■ **Exercise prompt**
How many of the lines below contain "LoFTR"? Answer with that number alone.

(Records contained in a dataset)
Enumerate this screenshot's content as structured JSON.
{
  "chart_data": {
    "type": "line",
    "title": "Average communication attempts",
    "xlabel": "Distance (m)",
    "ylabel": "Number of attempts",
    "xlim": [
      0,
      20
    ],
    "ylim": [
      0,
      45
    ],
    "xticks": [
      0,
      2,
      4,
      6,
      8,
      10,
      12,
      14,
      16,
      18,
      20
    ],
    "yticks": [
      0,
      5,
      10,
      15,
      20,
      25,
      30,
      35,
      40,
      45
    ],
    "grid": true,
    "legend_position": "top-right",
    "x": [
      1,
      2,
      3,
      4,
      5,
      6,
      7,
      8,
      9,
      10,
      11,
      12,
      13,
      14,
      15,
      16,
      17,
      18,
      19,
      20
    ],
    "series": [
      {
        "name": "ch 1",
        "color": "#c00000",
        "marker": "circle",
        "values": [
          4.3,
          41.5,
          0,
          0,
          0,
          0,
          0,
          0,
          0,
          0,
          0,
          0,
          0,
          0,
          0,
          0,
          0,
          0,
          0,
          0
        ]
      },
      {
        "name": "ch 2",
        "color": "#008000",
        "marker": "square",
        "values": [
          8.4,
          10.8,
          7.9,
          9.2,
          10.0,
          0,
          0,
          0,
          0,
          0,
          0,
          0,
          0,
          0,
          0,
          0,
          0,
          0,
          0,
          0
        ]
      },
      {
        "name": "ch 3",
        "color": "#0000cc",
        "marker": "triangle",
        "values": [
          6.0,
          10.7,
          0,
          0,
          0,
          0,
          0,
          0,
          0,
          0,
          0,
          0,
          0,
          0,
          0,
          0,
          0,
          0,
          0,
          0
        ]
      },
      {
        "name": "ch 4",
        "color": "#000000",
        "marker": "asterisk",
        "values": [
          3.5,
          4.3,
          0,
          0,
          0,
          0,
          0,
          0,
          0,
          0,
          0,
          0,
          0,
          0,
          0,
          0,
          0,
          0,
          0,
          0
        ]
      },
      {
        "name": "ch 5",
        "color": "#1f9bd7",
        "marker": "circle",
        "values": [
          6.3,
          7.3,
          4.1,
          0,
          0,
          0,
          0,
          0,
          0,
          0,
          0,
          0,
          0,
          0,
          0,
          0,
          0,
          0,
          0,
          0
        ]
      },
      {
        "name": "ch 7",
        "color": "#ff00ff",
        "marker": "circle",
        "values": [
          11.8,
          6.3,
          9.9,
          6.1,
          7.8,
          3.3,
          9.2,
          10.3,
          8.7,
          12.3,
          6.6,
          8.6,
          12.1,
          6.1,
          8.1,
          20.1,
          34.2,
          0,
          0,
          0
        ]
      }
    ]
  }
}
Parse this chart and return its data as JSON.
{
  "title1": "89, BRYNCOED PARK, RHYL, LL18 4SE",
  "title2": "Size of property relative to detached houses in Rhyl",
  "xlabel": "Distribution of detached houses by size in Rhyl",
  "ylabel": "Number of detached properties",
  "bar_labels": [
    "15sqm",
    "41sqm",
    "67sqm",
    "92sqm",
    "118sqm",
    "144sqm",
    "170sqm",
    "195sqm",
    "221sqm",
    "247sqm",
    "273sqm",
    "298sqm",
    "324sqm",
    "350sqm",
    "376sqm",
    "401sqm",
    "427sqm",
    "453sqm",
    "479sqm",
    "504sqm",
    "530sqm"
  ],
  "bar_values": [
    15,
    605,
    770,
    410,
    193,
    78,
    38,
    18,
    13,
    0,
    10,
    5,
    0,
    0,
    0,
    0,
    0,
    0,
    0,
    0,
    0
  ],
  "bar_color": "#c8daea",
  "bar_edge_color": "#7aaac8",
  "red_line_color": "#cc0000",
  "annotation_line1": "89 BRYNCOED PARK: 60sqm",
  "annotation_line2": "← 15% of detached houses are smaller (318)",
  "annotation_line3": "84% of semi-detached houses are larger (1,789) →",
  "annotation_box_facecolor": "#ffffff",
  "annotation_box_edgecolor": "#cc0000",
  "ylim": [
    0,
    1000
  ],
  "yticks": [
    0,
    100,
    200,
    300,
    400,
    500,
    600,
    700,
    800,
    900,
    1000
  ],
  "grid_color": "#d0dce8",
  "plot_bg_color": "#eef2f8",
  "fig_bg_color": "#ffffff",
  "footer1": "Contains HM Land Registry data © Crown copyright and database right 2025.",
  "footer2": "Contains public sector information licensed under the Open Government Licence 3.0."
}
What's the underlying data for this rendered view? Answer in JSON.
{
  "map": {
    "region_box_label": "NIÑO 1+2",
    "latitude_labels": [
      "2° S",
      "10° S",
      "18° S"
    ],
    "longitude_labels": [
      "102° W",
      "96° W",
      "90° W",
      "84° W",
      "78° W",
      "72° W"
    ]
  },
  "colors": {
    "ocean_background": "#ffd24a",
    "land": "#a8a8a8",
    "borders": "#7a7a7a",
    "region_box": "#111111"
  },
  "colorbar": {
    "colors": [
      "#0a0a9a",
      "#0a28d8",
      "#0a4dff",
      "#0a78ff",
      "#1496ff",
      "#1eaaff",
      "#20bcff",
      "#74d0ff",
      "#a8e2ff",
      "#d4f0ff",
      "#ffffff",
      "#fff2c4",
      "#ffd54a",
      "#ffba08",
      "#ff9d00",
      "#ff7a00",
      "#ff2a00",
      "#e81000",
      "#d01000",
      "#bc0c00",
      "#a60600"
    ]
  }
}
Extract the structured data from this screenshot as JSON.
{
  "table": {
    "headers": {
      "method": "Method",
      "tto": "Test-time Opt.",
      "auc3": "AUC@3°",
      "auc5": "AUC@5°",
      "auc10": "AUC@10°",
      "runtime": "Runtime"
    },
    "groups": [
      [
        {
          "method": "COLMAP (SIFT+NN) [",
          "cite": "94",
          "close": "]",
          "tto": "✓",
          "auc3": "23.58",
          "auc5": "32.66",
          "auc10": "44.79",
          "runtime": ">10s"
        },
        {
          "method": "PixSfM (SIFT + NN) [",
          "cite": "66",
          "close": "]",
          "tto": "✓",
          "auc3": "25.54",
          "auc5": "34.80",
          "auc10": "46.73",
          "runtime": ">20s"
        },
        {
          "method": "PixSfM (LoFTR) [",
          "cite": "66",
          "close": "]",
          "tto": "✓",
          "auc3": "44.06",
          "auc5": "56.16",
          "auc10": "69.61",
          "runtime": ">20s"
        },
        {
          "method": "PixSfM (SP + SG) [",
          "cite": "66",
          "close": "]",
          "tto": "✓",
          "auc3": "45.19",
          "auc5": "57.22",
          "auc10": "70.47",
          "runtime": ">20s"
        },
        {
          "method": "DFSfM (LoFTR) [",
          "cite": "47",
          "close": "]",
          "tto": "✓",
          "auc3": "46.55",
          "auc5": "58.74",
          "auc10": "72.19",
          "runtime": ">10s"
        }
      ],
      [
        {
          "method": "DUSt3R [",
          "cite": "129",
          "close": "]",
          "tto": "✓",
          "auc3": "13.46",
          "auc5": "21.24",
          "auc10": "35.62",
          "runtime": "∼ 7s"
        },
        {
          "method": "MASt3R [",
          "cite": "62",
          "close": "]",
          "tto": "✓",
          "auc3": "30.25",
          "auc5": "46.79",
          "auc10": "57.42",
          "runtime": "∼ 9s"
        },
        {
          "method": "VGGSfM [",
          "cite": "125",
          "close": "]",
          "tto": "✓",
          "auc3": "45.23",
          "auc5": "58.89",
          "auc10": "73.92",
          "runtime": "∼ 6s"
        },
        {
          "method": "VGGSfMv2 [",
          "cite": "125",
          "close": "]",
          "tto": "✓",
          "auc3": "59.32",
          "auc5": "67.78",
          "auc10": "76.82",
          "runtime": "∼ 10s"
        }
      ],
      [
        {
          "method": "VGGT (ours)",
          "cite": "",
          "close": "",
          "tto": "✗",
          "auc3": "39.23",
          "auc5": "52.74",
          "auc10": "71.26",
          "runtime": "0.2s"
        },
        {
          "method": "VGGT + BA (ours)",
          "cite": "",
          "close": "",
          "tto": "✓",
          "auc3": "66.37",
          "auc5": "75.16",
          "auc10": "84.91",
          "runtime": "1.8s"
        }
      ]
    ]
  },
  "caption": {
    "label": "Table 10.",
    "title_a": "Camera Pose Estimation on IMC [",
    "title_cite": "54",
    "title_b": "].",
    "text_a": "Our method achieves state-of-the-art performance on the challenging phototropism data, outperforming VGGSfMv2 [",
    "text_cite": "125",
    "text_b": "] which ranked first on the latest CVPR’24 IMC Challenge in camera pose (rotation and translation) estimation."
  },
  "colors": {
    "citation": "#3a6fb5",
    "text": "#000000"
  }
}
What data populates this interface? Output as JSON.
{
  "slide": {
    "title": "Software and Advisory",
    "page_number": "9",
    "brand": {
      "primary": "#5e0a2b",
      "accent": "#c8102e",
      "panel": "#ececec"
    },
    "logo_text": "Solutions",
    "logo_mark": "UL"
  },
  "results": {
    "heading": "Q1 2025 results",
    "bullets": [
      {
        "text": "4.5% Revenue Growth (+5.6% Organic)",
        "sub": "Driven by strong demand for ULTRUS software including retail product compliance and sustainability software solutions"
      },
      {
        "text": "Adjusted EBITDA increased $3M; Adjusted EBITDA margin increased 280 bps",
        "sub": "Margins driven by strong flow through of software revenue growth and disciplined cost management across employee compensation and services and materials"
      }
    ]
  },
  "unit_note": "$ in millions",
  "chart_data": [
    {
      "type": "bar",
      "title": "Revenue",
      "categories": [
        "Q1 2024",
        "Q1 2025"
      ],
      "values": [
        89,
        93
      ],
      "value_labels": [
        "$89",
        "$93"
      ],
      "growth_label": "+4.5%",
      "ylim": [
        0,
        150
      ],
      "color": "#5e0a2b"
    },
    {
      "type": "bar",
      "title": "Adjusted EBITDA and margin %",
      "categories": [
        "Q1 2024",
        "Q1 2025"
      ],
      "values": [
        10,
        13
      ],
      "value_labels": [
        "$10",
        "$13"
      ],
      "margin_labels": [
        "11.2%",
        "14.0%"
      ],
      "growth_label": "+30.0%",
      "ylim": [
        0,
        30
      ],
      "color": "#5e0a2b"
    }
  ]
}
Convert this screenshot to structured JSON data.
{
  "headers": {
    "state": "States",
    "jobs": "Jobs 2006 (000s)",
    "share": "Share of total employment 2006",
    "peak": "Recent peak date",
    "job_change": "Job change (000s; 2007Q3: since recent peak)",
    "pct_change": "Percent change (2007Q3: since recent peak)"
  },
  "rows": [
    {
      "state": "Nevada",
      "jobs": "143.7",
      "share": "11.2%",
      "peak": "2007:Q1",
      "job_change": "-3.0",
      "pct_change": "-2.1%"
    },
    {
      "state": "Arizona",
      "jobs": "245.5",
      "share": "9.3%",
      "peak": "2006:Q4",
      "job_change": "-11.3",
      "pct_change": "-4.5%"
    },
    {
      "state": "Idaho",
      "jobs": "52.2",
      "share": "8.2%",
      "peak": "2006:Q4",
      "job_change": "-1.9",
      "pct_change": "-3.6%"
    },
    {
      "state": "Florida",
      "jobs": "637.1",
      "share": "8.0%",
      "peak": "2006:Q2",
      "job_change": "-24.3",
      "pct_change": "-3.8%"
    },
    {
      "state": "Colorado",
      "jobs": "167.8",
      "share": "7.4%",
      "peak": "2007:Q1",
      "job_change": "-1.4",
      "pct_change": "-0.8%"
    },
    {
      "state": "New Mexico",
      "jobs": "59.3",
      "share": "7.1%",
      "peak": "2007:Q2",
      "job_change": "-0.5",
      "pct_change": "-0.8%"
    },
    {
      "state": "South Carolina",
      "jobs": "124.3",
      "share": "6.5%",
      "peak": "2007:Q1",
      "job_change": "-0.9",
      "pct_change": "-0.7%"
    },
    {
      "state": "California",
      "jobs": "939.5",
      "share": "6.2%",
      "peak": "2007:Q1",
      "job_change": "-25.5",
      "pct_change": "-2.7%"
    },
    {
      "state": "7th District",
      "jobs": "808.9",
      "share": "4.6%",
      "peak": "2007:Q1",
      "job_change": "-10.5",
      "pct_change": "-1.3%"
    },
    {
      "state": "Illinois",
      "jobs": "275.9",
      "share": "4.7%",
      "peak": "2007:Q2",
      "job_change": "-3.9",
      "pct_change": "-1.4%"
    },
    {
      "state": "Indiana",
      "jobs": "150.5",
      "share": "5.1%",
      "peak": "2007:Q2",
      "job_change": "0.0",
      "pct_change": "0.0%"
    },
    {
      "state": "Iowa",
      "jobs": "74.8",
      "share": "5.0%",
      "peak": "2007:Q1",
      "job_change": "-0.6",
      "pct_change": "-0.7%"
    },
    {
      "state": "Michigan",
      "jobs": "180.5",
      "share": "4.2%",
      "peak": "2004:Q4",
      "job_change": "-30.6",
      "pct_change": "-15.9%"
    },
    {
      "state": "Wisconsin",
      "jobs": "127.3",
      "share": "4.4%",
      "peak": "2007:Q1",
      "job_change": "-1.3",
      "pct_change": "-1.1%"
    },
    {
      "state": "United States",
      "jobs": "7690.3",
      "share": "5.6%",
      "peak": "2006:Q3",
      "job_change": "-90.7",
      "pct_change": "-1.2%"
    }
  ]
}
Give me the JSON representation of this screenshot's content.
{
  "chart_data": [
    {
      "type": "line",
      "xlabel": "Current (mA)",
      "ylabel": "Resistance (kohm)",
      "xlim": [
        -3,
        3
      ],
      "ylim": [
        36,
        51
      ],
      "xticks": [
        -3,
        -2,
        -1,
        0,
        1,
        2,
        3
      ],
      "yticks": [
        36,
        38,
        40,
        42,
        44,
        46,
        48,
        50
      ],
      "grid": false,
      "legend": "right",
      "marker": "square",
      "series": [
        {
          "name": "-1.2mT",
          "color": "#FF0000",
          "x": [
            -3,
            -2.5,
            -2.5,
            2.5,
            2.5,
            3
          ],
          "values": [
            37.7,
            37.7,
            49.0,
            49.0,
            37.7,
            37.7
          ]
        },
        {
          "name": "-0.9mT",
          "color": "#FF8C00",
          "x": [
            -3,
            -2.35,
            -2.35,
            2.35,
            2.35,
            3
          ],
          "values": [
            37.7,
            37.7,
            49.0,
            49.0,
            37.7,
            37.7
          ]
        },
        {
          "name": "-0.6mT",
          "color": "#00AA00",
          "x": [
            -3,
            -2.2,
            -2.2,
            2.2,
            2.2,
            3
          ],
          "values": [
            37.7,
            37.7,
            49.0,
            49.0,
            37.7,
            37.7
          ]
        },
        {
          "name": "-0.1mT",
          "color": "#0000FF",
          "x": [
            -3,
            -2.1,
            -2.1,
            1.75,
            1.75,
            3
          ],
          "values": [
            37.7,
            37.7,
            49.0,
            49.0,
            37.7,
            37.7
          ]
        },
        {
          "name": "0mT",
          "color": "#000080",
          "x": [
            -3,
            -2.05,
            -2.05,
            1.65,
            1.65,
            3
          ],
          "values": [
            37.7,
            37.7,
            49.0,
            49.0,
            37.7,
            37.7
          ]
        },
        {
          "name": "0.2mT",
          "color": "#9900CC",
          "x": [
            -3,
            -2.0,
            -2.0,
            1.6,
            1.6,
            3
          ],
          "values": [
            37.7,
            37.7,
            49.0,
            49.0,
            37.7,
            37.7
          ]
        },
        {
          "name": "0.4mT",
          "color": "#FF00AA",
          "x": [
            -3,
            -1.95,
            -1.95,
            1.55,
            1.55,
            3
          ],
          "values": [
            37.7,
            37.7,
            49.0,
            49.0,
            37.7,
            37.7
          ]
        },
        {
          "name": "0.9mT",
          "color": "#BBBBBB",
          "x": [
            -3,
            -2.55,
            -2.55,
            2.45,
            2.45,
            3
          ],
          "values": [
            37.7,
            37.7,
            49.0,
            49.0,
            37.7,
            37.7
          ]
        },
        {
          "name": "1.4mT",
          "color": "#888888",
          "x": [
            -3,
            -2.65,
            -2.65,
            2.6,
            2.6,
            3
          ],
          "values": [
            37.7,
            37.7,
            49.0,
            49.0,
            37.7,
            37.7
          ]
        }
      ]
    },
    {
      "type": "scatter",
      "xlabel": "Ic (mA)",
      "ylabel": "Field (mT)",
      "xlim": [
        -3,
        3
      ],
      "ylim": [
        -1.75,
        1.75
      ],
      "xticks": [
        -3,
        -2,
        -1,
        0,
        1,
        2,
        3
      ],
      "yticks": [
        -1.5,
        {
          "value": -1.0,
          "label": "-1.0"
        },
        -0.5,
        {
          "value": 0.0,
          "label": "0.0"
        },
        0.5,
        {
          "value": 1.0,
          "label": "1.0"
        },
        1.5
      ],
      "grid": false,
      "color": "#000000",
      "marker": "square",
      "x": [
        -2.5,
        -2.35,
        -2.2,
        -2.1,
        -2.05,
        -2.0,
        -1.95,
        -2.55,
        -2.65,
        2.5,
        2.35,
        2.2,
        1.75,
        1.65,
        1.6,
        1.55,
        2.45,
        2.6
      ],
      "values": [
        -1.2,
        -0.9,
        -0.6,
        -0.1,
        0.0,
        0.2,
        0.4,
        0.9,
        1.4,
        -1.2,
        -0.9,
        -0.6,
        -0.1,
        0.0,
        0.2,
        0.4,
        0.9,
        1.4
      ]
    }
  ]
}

■ **Response**
2